___ RECORDS PROVIDED ___

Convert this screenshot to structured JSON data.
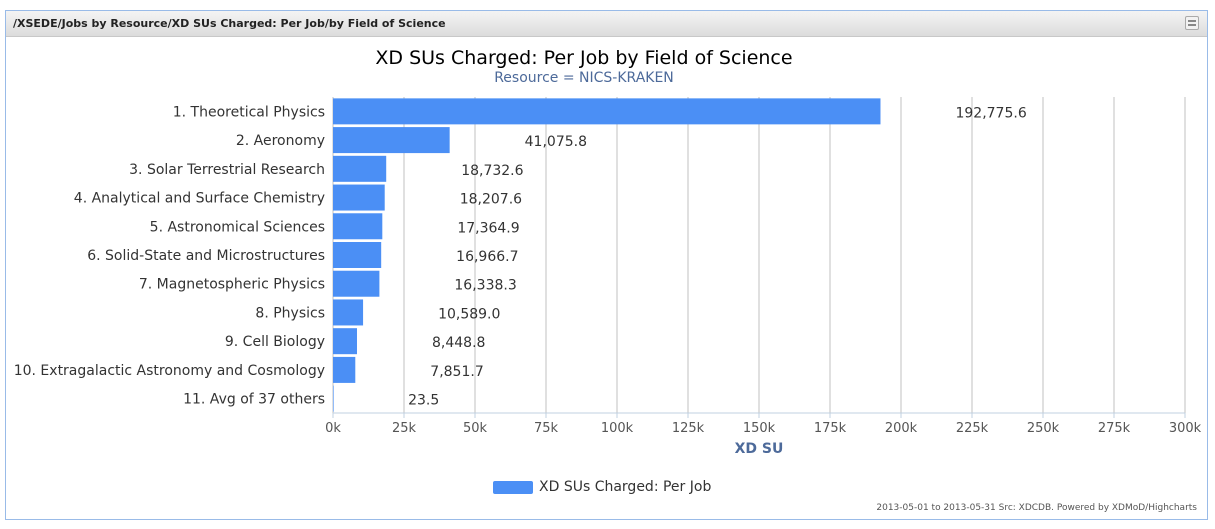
{
  "panel": {
    "title": "/XSEDE/Jobs by Resource/XD SUs Charged: Per Job/by Field of Science"
  },
  "footer": {
    "note": "2013-05-01 to 2013-05-31 Src: XDCDB. Powered by XDMoD/Highcharts"
  },
  "legend": {
    "label": "XD SUs Charged: Per Job"
  },
  "chart_data": {
    "type": "bar",
    "orientation": "horizontal",
    "title": "XD SUs Charged: Per Job by Field of Science",
    "subtitle": "Resource = NICS-KRAKEN",
    "xlabel": "XD SU",
    "xlim": [
      0,
      300000
    ],
    "ticks": [
      0,
      25000,
      50000,
      75000,
      100000,
      125000,
      150000,
      175000,
      200000,
      225000,
      250000,
      275000,
      300000
    ],
    "tick_labels": [
      "0k",
      "25k",
      "50k",
      "75k",
      "100k",
      "125k",
      "150k",
      "175k",
      "200k",
      "225k",
      "250k",
      "275k",
      "300k"
    ],
    "grid": true,
    "legend_position": "bottom-center",
    "bar_color": "#4b8ff5",
    "categories": [
      "1. Theoretical Physics",
      "2. Aeronomy",
      "3. Solar Terrestrial Research",
      "4. Analytical and Surface Chemistry",
      "5. Astronomical Sciences",
      "6. Solid-State and Microstructures",
      "7. Magnetospheric Physics",
      "8. Physics",
      "9. Cell Biology",
      "10. Extragalactic Astronomy and Cosmology",
      "11. Avg of 37 others"
    ],
    "values": [
      192775.6,
      41075.8,
      18732.6,
      18207.6,
      17364.9,
      16966.7,
      16338.3,
      10589.0,
      8448.8,
      7851.7,
      23.5
    ],
    "value_labels": [
      "192,775.6",
      "41,075.8",
      "18,732.6",
      "18,207.6",
      "17,364.9",
      "16,966.7",
      "16,338.3",
      "10,589.0",
      "8,448.8",
      "7,851.7",
      "23.5"
    ],
    "series": [
      {
        "name": "XD SUs Charged: Per Job"
      }
    ]
  }
}
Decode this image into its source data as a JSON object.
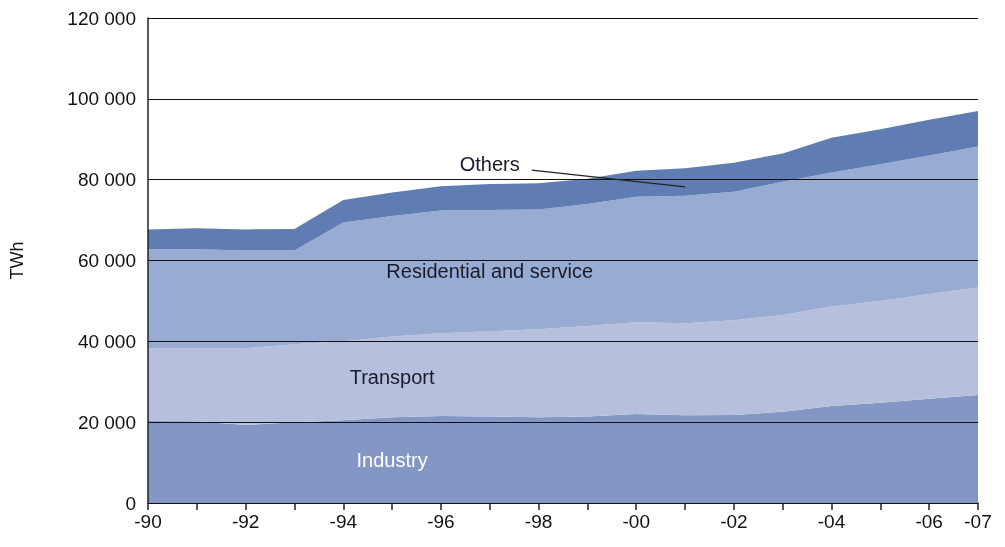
{
  "chart_data": {
    "type": "area",
    "stacked": true,
    "ylabel": "TWh",
    "categories": [
      "-90",
      null,
      "-92",
      null,
      "-94",
      null,
      "-96",
      null,
      "-98",
      null,
      "-00",
      null,
      "-02",
      null,
      "-04",
      null,
      "-06",
      "-07"
    ],
    "series": [
      {
        "name": "Industry",
        "color": "#8497c4",
        "values": [
          20300,
          20200,
          19300,
          20000,
          20500,
          21200,
          21500,
          21400,
          21200,
          21400,
          22000,
          21700,
          21800,
          22600,
          24000,
          24800,
          25800,
          26700
        ]
      },
      {
        "name": "Transport",
        "color": "#b6c0dd",
        "values": [
          18000,
          18100,
          19000,
          19300,
          19500,
          20000,
          20500,
          21100,
          21800,
          22400,
          22700,
          22800,
          23400,
          23900,
          24600,
          25200,
          25900,
          26600
        ]
      },
      {
        "name": "Residential and service",
        "color": "#98acd3",
        "values": [
          24500,
          24500,
          24200,
          23200,
          29400,
          29800,
          30400,
          30000,
          29600,
          30200,
          31100,
          31500,
          31800,
          33000,
          33200,
          33800,
          34300,
          34900
        ]
      },
      {
        "name": "Others",
        "color": "#5f7db3",
        "values": [
          4900,
          5200,
          5200,
          5300,
          5600,
          5800,
          6000,
          6400,
          6500,
          6200,
          6400,
          6800,
          7200,
          7000,
          8600,
          8700,
          8800,
          8800
        ]
      }
    ],
    "ylim": [
      0,
      120000
    ],
    "yticks": [
      {
        "value": 0,
        "label": "0"
      },
      {
        "value": 20000,
        "label": "20 000"
      },
      {
        "value": 40000,
        "label": "40 000"
      },
      {
        "value": 60000,
        "label": "60 000"
      },
      {
        "value": 80000,
        "label": "80 000"
      },
      {
        "value": 100000,
        "label": "100 000"
      },
      {
        "value": 120000,
        "label": "120 000"
      }
    ],
    "grid": "y",
    "legend": false
  }
}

___

## TO BE DONE
Using the material above, return every line exactly as it appears, minus the pictures.

## CORRECT RESULT
Convert this screenshot to structured JSON data.
{
  "panel": {
    "title": "/XSEDE/Jobs by Resource/XD SUs Charged: Per Job/by Field of Science"
  },
  "footer": {
    "note": "2013-05-01 to 2013-05-31 Src: XDCDB. Powered by XDMoD/Highcharts"
  },
  "legend": {
    "label": "XD SUs Charged: Per Job"
  },
  "chart_data": {
    "type": "bar",
    "orientation": "horizontal",
    "title": "XD SUs Charged: Per Job by Field of Science",
    "subtitle": "Resource = NICS-KRAKEN",
    "xlabel": "XD SU",
    "xlim": [
      0,
      300000
    ],
    "ticks": [
      0,
      25000,
      50000,
      75000,
      100000,
      125000,
      150000,
      175000,
      200000,
      225000,
      250000,
      275000,
      300000
    ],
    "tick_labels": [
      "0k",
      "25k",
      "50k",
      "75k",
      "100k",
      "125k",
      "150k",
      "175k",
      "200k",
      "225k",
      "250k",
      "275k",
      "300k"
    ],
    "grid": true,
    "legend_position": "bottom-center",
    "bar_color": "#4b8ff5",
    "categories": [
      "1. Theoretical Physics",
      "2. Aeronomy",
      "3. Solar Terrestrial Research",
      "4. Analytical and Surface Chemistry",
      "5. Astronomical Sciences",
      "6. Solid-State and Microstructures",
      "7. Magnetospheric Physics",
      "8. Physics",
      "9. Cell Biology",
      "10. Extragalactic Astronomy and Cosmology",
      "11. Avg of 37 others"
    ],
    "values": [
      192775.6,
      41075.8,
      18732.6,
      18207.6,
      17364.9,
      16966.7,
      16338.3,
      10589.0,
      8448.8,
      7851.7,
      23.5
    ],
    "value_labels": [
      "192,775.6",
      "41,075.8",
      "18,732.6",
      "18,207.6",
      "17,364.9",
      "16,966.7",
      "16,338.3",
      "10,589.0",
      "8,448.8",
      "7,851.7",
      "23.5"
    ],
    "series": [
      {
        "name": "XD SUs Charged: Per Job"
      }
    ]
  }
}
Decode this image into its source data as a JSON object.
{
  "chart_data": {
    "type": "area",
    "stacked": true,
    "ylabel": "TWh",
    "categories": [
      "-90",
      null,
      "-92",
      null,
      "-94",
      null,
      "-96",
      null,
      "-98",
      null,
      "-00",
      null,
      "-02",
      null,
      "-04",
      null,
      "-06",
      "-07"
    ],
    "series": [
      {
        "name": "Industry",
        "color": "#8497c4",
        "values": [
          20300,
          20200,
          19300,
          20000,
          20500,
          21200,
          21500,
          21400,
          21200,
          21400,
          22000,
          21700,
          21800,
          22600,
          24000,
          24800,
          25800,
          26700
        ]
      },
      {
        "name": "Transport",
        "color": "#b6c0dd",
        "values": [
          18000,
          18100,
          19000,
          19300,
          19500,
          20000,
          20500,
          21100,
          21800,
          22400,
          22700,
          22800,
          23400,
          23900,
          24600,
          25200,
          25900,
          26600
        ]
      },
      {
        "name": "Residential and service",
        "color": "#98acd3",
        "values": [
          24500,
          24500,
          24200,
          23200,
          29400,
          29800,
          30400,
          30000,
          29600,
          30200,
          31100,
          31500,
          31800,
          33000,
          33200,
          33800,
          34300,
          34900
        ]
      },
      {
        "name": "Others",
        "color": "#5f7db3",
        "values": [
          4900,
          5200,
          5200,
          5300,
          5600,
          5800,
          6000,
          6400,
          6500,
          6200,
          6400,
          6800,
          7200,
          7000,
          8600,
          8700,
          8800,
          8800
        ]
      }
    ],
    "ylim": [
      0,
      120000
    ],
    "yticks": [
      {
        "value": 0,
        "label": "0"
      },
      {
        "value": 20000,
        "label": "20 000"
      },
      {
        "value": 40000,
        "label": "40 000"
      },
      {
        "value": 60000,
        "label": "60 000"
      },
      {
        "value": 80000,
        "label": "80 000"
      },
      {
        "value": 100000,
        "label": "100 000"
      },
      {
        "value": 120000,
        "label": "120 000"
      }
    ],
    "grid": "y",
    "legend": false
  }
}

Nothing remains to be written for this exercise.